What the task asks: Each line that includes the word "background" counts once; give the total and nothing more.

Data entries:
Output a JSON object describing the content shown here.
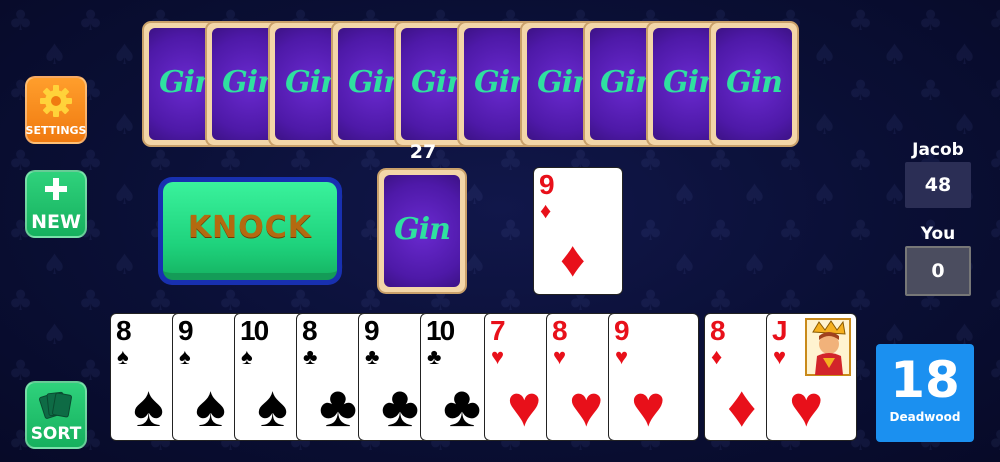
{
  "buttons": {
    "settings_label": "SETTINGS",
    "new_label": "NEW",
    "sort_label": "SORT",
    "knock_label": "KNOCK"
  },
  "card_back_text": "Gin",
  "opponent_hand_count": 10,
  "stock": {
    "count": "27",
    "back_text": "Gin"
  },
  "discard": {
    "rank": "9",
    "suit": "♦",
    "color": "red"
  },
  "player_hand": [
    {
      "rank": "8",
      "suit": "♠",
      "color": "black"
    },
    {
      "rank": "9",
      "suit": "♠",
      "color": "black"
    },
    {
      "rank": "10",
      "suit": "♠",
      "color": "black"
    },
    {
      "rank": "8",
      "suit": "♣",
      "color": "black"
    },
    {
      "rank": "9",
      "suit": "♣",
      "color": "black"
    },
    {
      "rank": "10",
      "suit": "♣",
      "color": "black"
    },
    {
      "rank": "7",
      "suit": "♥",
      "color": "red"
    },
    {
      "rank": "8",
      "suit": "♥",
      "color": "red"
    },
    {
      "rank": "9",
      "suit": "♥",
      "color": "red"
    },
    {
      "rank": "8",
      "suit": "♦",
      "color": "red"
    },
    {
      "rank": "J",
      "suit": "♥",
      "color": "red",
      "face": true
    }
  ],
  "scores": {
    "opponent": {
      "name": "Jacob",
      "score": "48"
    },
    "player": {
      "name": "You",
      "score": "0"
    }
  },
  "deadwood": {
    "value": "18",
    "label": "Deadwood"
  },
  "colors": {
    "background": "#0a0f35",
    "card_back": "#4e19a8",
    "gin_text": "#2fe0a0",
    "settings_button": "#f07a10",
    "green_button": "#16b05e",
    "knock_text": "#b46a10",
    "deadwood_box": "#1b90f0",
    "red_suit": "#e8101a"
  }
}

---

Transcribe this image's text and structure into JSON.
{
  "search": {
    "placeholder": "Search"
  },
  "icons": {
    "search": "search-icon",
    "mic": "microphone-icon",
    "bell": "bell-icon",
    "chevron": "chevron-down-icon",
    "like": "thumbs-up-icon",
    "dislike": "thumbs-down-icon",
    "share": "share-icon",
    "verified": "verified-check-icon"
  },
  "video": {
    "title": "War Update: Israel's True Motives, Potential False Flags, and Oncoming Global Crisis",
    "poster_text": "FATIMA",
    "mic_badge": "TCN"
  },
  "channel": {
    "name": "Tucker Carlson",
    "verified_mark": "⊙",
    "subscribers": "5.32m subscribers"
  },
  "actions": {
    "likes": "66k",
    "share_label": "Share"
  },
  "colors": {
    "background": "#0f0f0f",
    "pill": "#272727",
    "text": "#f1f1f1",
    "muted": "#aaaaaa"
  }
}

Solution below: 2